━━ Raw records
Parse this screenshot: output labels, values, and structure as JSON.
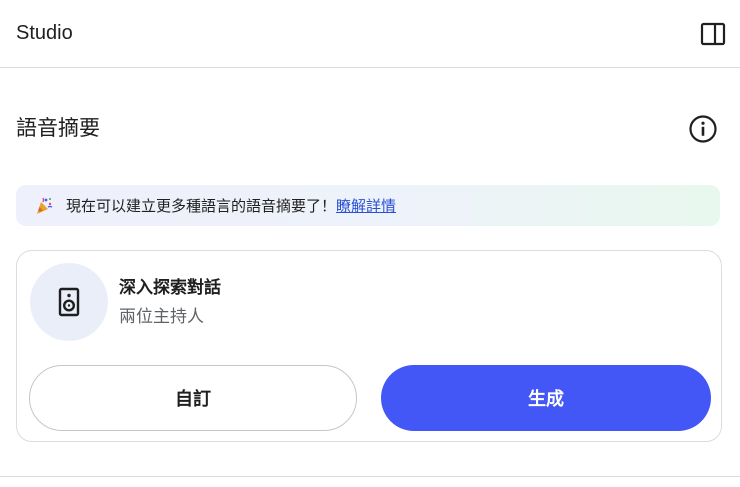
{
  "header": {
    "title": "Studio"
  },
  "audio_overview": {
    "title": "語音摘要",
    "banner": {
      "text": "現在可以建立更多種語言的語音摘要了！",
      "link_text": "瞭解詳情"
    },
    "card": {
      "title": "深入探索對話",
      "subtitle": "兩位主持人",
      "customize_label": "自訂",
      "generate_label": "生成"
    }
  },
  "colors": {
    "accent": "#4257f5",
    "link": "#2b50d6"
  },
  "icons": {
    "panel_toggle": "panel-toggle-icon",
    "info": "info-icon",
    "banner": "party-popper-icon",
    "card": "speaker-icon"
  }
}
━━━━
**What the exercise asks:** Each record above is to be restated exactly, with its pictures removed from the copy.

**Finished exercise:**
Parse this screenshot: output labels, values, and structure as JSON.
{
  "header": {
    "title": "Studio"
  },
  "audio_overview": {
    "title": "語音摘要",
    "banner": {
      "text": "現在可以建立更多種語言的語音摘要了！",
      "link_text": "瞭解詳情"
    },
    "card": {
      "title": "深入探索對話",
      "subtitle": "兩位主持人",
      "customize_label": "自訂",
      "generate_label": "生成"
    }
  },
  "colors": {
    "accent": "#4257f5",
    "link": "#2b50d6"
  },
  "icons": {
    "panel_toggle": "panel-toggle-icon",
    "info": "info-icon",
    "banner": "party-popper-icon",
    "card": "speaker-icon"
  }
}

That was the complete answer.